* Verilen görev *
Gösterilen metindeki "2025 yılı, Avrupa" sözlerinden "bir hikâye sunmuştur." sözlerine kadar olan bölümü, hiçbir harfini değiştirmeden kopyalayıp geri ver.

* Gösterilen metin *
= = =
2025 yılı, Avrupa siyasetinde hem yerel hem ulusötesi düzeyde demokratik meşruiyet, sosyal haklar ve siyasal katılım gibi temel ilkelerin yeniden tartışmaya açıldığı bir dönüm noktası olmuştur. Bu bağlamda İtalya’da aynı döneme denk gelen yerel seçimler ve referandum süreçleri, yalnızca ülke içi siyasal dengeleri değil, aynı zamanda Avrupa Birliği’nin (AB) demokratik derinlik ve birlik ilkeleriyle olan uyumunu da sorgulamaya açmıştır. 2025 yılında İtalya’da gerçekleştirilen yerel seçimler ile eşzamanlı düzenlenen vatandaşlık ve işçi hakları referandumları, siyasal dengelerin yeniden tanımlandığı ve demokratik işleyişin sınandığı bir analiz kültürüyle şekillenmiştir. Bu iki olayın kesişiminde, merkez sol ittifakın yükselişi ve düşük katılımdan kaynaklı meşruiyet açığı dikkat çekici bir hikâye sunmuştur.
= = =
* Malzeme *
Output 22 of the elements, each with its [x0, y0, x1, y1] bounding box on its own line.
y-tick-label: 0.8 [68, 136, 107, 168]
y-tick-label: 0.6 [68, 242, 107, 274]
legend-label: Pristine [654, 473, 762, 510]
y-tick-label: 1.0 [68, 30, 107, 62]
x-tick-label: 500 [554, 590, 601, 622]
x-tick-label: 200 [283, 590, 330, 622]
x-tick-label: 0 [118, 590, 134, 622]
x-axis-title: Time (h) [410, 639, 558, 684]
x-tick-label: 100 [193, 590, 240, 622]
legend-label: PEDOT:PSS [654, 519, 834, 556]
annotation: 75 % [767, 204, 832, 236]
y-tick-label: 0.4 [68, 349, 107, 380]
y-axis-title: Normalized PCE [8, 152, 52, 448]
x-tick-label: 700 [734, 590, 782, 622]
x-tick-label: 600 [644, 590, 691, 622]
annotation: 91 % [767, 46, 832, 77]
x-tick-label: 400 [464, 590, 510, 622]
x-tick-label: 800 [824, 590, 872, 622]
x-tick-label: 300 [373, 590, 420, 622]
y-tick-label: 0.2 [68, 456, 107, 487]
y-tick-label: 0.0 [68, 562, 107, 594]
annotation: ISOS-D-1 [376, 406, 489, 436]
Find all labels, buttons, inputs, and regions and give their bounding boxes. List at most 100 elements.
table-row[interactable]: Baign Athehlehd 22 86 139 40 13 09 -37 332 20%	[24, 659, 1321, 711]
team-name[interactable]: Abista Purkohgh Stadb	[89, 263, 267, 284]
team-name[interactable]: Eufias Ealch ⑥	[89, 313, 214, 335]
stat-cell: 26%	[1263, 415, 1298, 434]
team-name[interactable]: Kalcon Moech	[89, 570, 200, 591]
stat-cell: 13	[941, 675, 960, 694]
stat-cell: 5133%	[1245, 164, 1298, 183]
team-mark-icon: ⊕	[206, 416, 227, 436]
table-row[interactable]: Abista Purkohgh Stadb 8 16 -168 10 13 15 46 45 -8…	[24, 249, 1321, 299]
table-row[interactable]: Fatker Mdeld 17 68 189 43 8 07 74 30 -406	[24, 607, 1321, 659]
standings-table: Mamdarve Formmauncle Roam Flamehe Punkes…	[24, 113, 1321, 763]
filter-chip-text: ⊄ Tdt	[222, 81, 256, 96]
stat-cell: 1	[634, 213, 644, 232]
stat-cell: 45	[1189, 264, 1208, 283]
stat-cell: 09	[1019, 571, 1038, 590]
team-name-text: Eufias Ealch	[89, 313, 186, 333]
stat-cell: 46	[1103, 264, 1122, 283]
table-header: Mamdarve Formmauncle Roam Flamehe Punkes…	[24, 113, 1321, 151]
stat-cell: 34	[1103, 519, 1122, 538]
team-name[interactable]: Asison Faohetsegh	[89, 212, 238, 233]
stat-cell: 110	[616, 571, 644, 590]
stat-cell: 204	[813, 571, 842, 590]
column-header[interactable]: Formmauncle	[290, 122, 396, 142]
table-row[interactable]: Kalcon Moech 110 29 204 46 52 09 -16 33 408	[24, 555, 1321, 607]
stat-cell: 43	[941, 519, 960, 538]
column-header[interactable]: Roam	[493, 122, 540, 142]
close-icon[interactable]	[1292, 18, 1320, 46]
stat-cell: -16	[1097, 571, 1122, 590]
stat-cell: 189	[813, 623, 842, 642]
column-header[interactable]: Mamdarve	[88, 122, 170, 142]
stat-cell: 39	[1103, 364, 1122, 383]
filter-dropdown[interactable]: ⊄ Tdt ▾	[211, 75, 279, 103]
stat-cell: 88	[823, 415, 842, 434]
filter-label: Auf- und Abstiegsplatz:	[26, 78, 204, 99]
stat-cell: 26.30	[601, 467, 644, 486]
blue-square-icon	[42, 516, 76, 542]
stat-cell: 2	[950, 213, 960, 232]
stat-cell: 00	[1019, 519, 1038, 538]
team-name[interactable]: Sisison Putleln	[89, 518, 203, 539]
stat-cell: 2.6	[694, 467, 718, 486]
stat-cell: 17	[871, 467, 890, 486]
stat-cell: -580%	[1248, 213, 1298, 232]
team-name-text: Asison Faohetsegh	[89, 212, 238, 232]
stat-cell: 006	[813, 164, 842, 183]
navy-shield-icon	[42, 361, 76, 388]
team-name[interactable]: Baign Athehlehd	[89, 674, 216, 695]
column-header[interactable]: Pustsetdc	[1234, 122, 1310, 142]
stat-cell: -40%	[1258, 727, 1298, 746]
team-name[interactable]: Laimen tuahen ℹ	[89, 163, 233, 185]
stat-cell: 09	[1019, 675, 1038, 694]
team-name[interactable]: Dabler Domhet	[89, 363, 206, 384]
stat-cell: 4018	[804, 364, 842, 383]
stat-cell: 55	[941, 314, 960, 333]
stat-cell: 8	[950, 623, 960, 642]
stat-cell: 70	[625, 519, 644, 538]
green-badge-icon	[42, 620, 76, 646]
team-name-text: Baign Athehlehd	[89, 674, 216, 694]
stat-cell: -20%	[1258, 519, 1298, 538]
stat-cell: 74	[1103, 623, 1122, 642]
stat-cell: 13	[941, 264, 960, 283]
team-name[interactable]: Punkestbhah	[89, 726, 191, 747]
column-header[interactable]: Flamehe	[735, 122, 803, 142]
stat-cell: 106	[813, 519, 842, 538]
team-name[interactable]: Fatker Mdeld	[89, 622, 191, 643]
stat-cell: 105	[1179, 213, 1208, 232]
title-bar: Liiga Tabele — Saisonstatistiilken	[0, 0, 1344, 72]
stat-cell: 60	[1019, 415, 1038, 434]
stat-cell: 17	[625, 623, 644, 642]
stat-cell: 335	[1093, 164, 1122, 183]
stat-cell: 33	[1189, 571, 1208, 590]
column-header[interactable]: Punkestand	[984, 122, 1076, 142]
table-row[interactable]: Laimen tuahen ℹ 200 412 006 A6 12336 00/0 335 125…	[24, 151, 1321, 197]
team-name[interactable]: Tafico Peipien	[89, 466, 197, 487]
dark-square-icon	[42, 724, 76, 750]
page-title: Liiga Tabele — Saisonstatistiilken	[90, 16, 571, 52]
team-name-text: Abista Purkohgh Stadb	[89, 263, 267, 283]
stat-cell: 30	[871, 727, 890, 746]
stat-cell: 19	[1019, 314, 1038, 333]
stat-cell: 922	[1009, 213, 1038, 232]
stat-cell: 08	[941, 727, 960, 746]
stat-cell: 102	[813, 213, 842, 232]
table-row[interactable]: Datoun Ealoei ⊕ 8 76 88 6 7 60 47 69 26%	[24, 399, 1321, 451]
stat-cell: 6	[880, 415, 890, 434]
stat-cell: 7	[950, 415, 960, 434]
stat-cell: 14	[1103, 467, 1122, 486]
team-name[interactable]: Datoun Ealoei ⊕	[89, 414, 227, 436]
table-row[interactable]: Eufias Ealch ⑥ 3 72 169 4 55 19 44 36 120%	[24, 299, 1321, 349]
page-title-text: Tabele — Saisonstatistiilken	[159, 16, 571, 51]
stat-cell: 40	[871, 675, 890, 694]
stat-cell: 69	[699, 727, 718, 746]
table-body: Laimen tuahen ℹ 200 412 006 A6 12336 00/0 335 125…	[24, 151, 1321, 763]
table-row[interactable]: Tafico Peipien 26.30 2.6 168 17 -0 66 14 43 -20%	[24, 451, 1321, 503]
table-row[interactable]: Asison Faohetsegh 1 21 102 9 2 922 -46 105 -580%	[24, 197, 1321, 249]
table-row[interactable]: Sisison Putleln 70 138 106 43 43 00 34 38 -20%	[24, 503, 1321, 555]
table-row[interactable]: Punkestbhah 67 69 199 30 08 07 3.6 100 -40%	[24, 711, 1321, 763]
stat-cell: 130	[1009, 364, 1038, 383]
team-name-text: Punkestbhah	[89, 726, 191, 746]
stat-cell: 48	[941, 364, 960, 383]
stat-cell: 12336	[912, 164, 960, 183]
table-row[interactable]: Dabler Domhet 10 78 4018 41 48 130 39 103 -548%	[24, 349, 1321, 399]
= = =
* Beklenen çıktı *
2025 yılı, Avrupa siyasetinde hem yerel hem ulusötesi düzeyde demokratik meşruiyet, sosyal haklar ve siyasal katılım gibi temel ilkelerin yeniden tartışmaya açıldığı bir dönüm noktası olmuştur. Bu bağlamda İtalya’da aynı döneme denk gelen yerel seçimler ve referandum süreçleri, yalnızca ülke içi siyasal dengeleri değil, aynı zamanda Avrupa Birliği’nin (AB) demokratik derinlik ve birlik ilkeleriyle olan uyumunu da sorgulamaya açmıştır. 2025 yılında İtalya’da gerçekleştirilen yerel seçimler ile eşzamanlı düzenlenen vatandaşlık ve işçi hakları referandumları, siyasal dengelerin yeniden tanımlandığı ve demokratik işleyişin sınandığı bir analiz kültürüyle şekillenmiştir. Bu iki olayın kesişiminde, merkez sol ittifakın yükselişi ve düşük katılımdan kaynaklı meşruiyet açığı dikkat çekici bir hikâye sunmuştur.